Task statement ->
Wherever the string "Trump" appears in a line, extract that line.

Data records ->

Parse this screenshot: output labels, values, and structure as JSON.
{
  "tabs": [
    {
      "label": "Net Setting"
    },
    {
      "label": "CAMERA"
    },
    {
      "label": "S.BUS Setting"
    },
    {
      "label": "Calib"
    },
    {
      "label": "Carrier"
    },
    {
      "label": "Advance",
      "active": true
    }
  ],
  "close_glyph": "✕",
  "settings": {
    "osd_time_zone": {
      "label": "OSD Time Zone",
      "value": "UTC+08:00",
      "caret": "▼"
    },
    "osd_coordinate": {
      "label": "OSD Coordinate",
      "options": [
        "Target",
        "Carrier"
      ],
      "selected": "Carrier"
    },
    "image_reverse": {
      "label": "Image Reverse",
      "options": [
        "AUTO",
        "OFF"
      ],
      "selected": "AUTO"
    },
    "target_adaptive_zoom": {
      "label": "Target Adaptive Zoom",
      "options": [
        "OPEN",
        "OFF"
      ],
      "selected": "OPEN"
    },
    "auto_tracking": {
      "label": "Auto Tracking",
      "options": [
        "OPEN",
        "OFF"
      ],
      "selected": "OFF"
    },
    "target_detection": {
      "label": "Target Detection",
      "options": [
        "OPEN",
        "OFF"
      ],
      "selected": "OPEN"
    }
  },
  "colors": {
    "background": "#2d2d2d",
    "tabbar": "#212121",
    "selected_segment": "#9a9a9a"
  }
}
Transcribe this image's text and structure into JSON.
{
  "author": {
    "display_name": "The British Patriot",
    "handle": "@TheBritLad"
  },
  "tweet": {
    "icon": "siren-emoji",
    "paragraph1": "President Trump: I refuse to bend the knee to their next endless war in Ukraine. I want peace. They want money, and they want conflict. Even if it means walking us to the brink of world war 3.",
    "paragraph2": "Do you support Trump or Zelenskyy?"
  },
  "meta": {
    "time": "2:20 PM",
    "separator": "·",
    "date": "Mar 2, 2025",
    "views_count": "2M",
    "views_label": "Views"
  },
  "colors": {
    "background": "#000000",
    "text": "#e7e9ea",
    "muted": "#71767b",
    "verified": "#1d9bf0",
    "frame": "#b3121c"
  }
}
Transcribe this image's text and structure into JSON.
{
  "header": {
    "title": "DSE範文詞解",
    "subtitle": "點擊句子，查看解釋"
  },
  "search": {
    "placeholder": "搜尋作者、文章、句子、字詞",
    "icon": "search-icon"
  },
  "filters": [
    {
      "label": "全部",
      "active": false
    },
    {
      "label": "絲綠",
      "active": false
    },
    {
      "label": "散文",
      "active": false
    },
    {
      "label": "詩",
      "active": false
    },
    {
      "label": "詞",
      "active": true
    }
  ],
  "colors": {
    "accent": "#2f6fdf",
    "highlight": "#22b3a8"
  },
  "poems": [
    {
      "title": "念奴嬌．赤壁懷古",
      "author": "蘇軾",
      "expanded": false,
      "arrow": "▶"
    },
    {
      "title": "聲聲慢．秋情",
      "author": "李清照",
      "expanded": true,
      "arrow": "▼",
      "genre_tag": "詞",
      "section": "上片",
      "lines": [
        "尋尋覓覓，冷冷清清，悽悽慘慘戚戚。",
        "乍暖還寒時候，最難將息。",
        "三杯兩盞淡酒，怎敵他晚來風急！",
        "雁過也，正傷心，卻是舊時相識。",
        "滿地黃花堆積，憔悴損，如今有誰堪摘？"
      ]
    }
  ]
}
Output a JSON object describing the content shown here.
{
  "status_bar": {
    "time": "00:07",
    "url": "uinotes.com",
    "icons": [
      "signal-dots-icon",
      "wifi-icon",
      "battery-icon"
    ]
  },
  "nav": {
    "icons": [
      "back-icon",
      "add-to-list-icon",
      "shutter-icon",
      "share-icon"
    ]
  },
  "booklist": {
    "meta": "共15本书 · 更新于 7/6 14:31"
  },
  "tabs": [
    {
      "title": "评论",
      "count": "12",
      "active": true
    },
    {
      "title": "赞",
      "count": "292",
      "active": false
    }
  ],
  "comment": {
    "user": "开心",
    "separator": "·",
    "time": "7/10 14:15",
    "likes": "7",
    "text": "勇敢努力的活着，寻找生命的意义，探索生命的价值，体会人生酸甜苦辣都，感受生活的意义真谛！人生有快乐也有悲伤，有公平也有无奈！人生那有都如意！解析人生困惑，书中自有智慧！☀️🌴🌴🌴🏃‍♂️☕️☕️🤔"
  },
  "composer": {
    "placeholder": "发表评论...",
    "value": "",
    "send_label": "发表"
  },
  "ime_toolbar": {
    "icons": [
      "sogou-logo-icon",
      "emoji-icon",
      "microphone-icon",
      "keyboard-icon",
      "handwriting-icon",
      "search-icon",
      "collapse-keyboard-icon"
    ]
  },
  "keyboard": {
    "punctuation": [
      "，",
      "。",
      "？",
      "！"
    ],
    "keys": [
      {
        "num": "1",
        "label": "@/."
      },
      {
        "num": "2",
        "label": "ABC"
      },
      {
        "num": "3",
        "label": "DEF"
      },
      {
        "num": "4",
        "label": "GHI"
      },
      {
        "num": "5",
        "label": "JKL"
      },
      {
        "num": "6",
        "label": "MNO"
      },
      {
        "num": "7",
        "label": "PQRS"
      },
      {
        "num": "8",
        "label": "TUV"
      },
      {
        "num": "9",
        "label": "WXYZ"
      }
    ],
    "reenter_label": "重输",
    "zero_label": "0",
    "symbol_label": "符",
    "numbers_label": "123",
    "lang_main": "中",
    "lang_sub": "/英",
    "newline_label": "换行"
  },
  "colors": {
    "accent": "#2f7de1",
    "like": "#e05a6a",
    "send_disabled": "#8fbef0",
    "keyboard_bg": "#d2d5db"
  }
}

Full answer ->
    "paragraph1": "President Trump: I refuse to bend the knee to their next endless war in Ukraine. I want peace. They want money, and they want conflict. Even if it means walking us to the brink of world war 3.",
    "paragraph2": "Do you support Trump or Zelenskyy?"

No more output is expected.